» THE INPUT

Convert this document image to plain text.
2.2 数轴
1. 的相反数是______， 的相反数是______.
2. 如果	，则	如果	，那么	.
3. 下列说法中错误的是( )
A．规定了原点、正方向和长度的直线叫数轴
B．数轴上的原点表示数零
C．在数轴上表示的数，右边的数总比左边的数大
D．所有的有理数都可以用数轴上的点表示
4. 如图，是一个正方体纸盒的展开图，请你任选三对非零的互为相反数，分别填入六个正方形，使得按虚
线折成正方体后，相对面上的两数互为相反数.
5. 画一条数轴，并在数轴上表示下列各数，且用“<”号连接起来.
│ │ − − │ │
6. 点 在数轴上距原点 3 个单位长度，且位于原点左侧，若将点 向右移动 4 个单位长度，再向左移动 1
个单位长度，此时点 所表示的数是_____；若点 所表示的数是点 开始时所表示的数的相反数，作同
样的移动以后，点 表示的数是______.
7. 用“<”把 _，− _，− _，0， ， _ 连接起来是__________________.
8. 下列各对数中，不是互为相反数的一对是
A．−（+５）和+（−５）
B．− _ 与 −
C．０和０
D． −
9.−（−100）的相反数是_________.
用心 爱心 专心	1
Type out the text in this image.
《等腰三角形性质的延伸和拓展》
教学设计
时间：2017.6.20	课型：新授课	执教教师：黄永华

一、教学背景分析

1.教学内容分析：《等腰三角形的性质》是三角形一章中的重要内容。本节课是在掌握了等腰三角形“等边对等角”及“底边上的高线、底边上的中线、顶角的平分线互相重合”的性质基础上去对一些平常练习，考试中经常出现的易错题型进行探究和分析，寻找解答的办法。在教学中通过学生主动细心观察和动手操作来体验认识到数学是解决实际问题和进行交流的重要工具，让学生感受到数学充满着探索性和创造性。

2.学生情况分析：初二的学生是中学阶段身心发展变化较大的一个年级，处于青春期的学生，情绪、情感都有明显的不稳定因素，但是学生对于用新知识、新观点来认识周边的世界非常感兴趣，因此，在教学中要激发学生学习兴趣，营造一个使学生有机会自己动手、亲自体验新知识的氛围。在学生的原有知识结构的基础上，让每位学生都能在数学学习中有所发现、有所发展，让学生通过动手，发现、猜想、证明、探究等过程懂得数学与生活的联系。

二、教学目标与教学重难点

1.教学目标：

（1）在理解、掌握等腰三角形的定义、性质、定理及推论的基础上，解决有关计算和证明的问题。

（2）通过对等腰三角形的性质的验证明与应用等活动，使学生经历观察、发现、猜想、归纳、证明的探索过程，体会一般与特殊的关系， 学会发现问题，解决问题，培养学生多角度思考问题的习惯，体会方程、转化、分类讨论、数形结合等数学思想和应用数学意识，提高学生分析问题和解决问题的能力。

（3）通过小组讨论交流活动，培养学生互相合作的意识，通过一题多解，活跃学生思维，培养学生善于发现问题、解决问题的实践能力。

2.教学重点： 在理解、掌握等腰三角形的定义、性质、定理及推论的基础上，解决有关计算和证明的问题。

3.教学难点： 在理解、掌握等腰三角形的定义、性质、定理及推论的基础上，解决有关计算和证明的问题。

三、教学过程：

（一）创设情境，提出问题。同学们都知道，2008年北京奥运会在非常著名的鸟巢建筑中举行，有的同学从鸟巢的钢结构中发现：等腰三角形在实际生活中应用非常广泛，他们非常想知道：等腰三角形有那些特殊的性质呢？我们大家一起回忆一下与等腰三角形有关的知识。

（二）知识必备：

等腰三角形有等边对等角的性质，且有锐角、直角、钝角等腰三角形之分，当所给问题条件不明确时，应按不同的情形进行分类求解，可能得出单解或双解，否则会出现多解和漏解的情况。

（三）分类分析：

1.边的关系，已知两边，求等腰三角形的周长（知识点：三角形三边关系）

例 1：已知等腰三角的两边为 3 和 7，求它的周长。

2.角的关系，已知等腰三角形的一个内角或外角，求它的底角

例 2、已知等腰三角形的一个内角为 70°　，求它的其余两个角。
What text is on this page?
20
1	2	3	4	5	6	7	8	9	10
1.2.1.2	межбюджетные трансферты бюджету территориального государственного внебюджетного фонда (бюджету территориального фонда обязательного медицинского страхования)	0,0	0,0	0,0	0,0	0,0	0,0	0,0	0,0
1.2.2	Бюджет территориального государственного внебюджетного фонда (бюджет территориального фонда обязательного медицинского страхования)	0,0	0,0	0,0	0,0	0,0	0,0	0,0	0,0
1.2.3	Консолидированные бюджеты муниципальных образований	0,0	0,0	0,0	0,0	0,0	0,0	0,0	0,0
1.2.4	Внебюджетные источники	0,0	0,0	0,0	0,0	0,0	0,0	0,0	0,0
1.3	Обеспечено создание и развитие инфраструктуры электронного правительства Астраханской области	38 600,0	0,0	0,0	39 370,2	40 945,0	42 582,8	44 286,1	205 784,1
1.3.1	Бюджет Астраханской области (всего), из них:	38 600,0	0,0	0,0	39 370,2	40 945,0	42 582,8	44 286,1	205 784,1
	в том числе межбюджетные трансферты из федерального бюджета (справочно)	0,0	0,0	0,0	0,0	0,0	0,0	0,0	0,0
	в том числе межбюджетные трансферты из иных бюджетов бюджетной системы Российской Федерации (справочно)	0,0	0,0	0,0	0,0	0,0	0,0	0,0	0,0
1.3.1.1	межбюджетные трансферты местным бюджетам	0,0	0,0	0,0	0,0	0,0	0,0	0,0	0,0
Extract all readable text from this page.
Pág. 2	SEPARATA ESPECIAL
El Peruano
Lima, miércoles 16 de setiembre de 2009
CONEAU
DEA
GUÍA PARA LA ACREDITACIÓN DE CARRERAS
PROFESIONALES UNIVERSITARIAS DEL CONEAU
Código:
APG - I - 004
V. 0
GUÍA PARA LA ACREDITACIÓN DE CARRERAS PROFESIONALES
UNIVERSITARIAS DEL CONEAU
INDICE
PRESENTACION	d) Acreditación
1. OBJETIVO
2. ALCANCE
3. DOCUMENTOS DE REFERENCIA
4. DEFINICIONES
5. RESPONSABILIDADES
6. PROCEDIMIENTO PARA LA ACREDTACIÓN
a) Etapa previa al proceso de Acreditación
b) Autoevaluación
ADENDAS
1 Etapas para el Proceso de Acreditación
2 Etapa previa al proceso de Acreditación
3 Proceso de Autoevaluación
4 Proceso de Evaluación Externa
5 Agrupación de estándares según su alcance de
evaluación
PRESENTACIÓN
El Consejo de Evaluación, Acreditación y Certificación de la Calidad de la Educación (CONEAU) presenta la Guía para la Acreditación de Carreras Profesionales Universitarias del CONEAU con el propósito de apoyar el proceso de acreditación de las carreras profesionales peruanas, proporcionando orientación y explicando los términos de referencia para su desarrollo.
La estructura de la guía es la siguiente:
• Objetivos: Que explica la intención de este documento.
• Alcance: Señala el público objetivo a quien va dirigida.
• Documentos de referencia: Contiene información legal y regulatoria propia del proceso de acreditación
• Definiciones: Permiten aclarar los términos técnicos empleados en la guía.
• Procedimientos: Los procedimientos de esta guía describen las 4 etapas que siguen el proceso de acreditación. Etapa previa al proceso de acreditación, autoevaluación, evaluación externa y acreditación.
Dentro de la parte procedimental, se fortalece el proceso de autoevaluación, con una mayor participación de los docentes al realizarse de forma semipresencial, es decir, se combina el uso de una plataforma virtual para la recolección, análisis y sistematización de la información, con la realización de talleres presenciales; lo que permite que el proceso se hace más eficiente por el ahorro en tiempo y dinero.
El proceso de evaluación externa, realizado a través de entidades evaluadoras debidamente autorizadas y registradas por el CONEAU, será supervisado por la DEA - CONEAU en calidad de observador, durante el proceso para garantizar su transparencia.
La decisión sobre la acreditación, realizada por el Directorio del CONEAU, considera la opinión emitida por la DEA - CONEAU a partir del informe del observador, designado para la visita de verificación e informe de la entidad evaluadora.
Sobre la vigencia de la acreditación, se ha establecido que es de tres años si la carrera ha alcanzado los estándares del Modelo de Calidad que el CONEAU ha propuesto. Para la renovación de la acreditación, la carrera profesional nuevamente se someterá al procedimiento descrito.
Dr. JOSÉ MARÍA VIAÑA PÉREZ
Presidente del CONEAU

» GIVEN EXERCISE
Select and copy every line from the records that includes the word "términos".

» RESPONSE FOR THIS EXERCISE
El Consejo de Evaluación, Acreditación y Certificación de la Calidad de la Educación (CONEAU) presenta la Guía para la Acreditación de Carreras Profesionales Universitarias del CONEAU con el propósito de apoyar el proceso de acreditación de las carreras profesionales peruanas, proporcionando orientación y explicando los términos de referencia para su desarrollo.
• Definiciones: Permiten aclarar los términos técnicos empleados en la guía.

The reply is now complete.